Drop the pictures from the entries below, then reproduce the rest exactly.

● ● ● ● ● ● ●

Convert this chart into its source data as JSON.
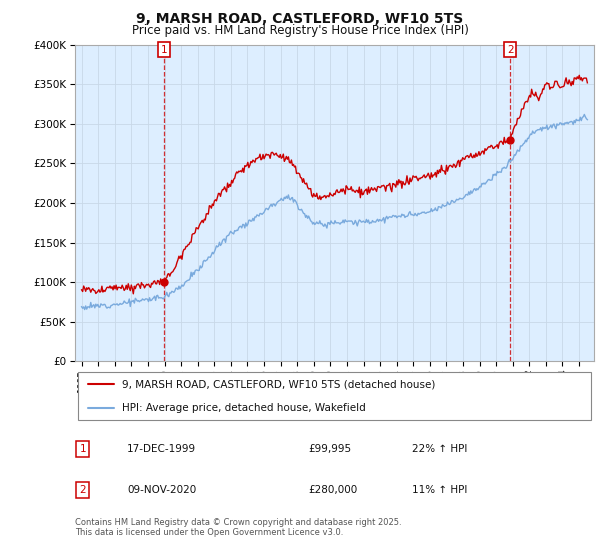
{
  "title": "9, MARSH ROAD, CASTLEFORD, WF10 5TS",
  "subtitle": "Price paid vs. HM Land Registry's House Price Index (HPI)",
  "legend_label_red": "9, MARSH ROAD, CASTLEFORD, WF10 5TS (detached house)",
  "legend_label_blue": "HPI: Average price, detached house, Wakefield",
  "annotation1_date": "17-DEC-1999",
  "annotation1_price": "£99,995",
  "annotation1_hpi": "22% ↑ HPI",
  "annotation2_date": "09-NOV-2020",
  "annotation2_price": "£280,000",
  "annotation2_hpi": "11% ↑ HPI",
  "footer": "Contains HM Land Registry data © Crown copyright and database right 2025.\nThis data is licensed under the Open Government Licence v3.0.",
  "ylim": [
    0,
    400000
  ],
  "yticks": [
    0,
    50000,
    100000,
    150000,
    200000,
    250000,
    300000,
    350000,
    400000
  ],
  "color_red": "#cc0000",
  "color_blue": "#7aaadd",
  "color_grid": "#c8d8e8",
  "bg_color": "#ddeeff",
  "marker1_year": 1999.96,
  "marker1_price": 99995,
  "marker2_year": 2020.86,
  "marker2_price": 280000,
  "xstart": 1995,
  "xend": 2025
}
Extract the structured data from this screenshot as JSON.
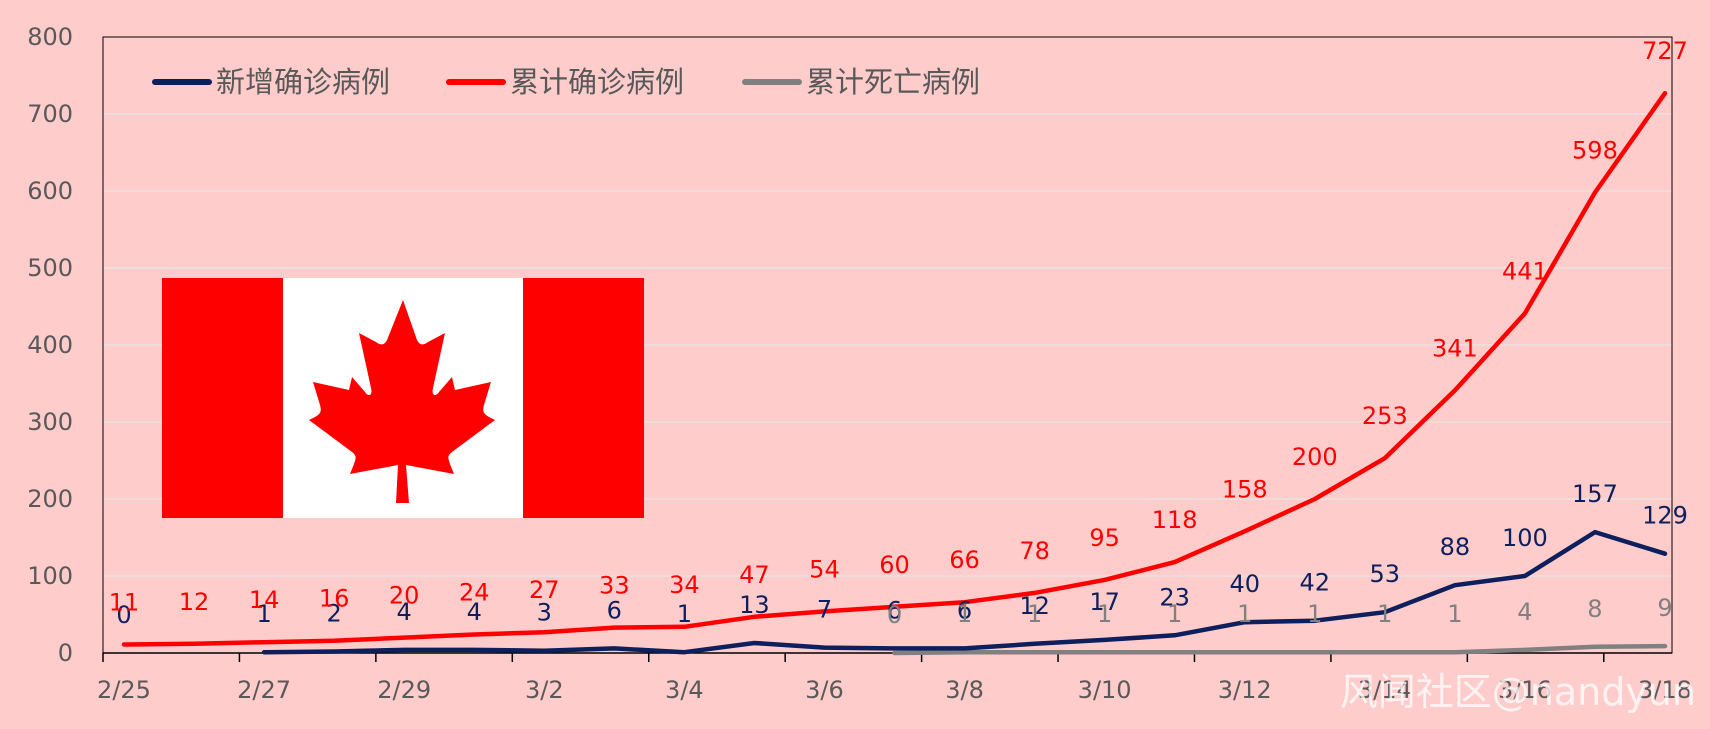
{
  "chart_data": {
    "type": "line",
    "categories": [
      "2/25",
      "2/26",
      "2/27",
      "2/28",
      "2/29",
      "3/1",
      "3/2",
      "3/3",
      "3/4",
      "3/5",
      "3/6",
      "3/7",
      "3/8",
      "3/9",
      "3/10",
      "3/11",
      "3/12",
      "3/13",
      "3/14",
      "3/15",
      "3/16",
      "3/17",
      "3/18"
    ],
    "x_tick_labels": [
      "2/25",
      "2/27",
      "2/29",
      "3/2",
      "3/4",
      "3/6",
      "3/8",
      "3/10",
      "3/12",
      "3/14",
      "3/16",
      "3/18"
    ],
    "ylim": [
      0,
      800
    ],
    "y_ticks": [
      0,
      100,
      200,
      300,
      400,
      500,
      600,
      700,
      800
    ],
    "grid": true,
    "legend_position": "top-left",
    "series": [
      {
        "name": "新增确诊病例",
        "color": "#0D1F5C",
        "values": [
          0,
          null,
          1,
          2,
          4,
          4,
          3,
          6,
          1,
          13,
          7,
          6,
          6,
          12,
          17,
          23,
          40,
          42,
          53,
          88,
          100,
          157,
          129
        ]
      },
      {
        "name": "累计确诊病例",
        "color": "#FF0000",
        "values": [
          11,
          12,
          14,
          16,
          20,
          24,
          27,
          33,
          34,
          47,
          54,
          60,
          66,
          78,
          95,
          118,
          158,
          200,
          253,
          341,
          441,
          598,
          727
        ]
      },
      {
        "name": "累计死亡病例",
        "color": "#808080",
        "values": [
          null,
          null,
          null,
          null,
          null,
          null,
          null,
          null,
          null,
          null,
          null,
          0,
          1,
          1,
          1,
          1,
          1,
          1,
          1,
          1,
          4,
          8,
          9
        ]
      }
    ]
  },
  "watermark": "风闻社区@nandyun"
}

● ● ● ● ● ● ●

→ Task answer:
Convert this chart into its source data as JSON.
{
  "title": "9, MARSH ROAD, CASTLEFORD, WF10 5TS",
  "subtitle": "Price paid vs. HM Land Registry's House Price Index (HPI)",
  "legend_label_red": "9, MARSH ROAD, CASTLEFORD, WF10 5TS (detached house)",
  "legend_label_blue": "HPI: Average price, detached house, Wakefield",
  "annotation1_date": "17-DEC-1999",
  "annotation1_price": "£99,995",
  "annotation1_hpi": "22% ↑ HPI",
  "annotation2_date": "09-NOV-2020",
  "annotation2_price": "£280,000",
  "annotation2_hpi": "11% ↑ HPI",
  "footer": "Contains HM Land Registry data © Crown copyright and database right 2025.\nThis data is licensed under the Open Government Licence v3.0.",
  "ylim": [
    0,
    400000
  ],
  "yticks": [
    0,
    50000,
    100000,
    150000,
    200000,
    250000,
    300000,
    350000,
    400000
  ],
  "color_red": "#cc0000",
  "color_blue": "#7aaadd",
  "color_grid": "#c8d8e8",
  "bg_color": "#ddeeff",
  "marker1_year": 1999.96,
  "marker1_price": 99995,
  "marker2_year": 2020.86,
  "marker2_price": 280000,
  "xstart": 1995,
  "xend": 2025
}
Extract the structured data from this screenshot as JSON.
{
  "chart_data": {
    "type": "line",
    "categories": [
      "2/25",
      "2/26",
      "2/27",
      "2/28",
      "2/29",
      "3/1",
      "3/2",
      "3/3",
      "3/4",
      "3/5",
      "3/6",
      "3/7",
      "3/8",
      "3/9",
      "3/10",
      "3/11",
      "3/12",
      "3/13",
      "3/14",
      "3/15",
      "3/16",
      "3/17",
      "3/18"
    ],
    "x_tick_labels": [
      "2/25",
      "2/27",
      "2/29",
      "3/2",
      "3/4",
      "3/6",
      "3/8",
      "3/10",
      "3/12",
      "3/14",
      "3/16",
      "3/18"
    ],
    "ylim": [
      0,
      800
    ],
    "y_ticks": [
      0,
      100,
      200,
      300,
      400,
      500,
      600,
      700,
      800
    ],
    "grid": true,
    "legend_position": "top-left",
    "series": [
      {
        "name": "新增确诊病例",
        "color": "#0D1F5C",
        "values": [
          0,
          null,
          1,
          2,
          4,
          4,
          3,
          6,
          1,
          13,
          7,
          6,
          6,
          12,
          17,
          23,
          40,
          42,
          53,
          88,
          100,
          157,
          129
        ]
      },
      {
        "name": "累计确诊病例",
        "color": "#FF0000",
        "values": [
          11,
          12,
          14,
          16,
          20,
          24,
          27,
          33,
          34,
          47,
          54,
          60,
          66,
          78,
          95,
          118,
          158,
          200,
          253,
          341,
          441,
          598,
          727
        ]
      },
      {
        "name": "累计死亡病例",
        "color": "#808080",
        "values": [
          null,
          null,
          null,
          null,
          null,
          null,
          null,
          null,
          null,
          null,
          null,
          0,
          1,
          1,
          1,
          1,
          1,
          1,
          1,
          1,
          4,
          8,
          9
        ]
      }
    ]
  },
  "watermark": "风闻社区@nandyun"
}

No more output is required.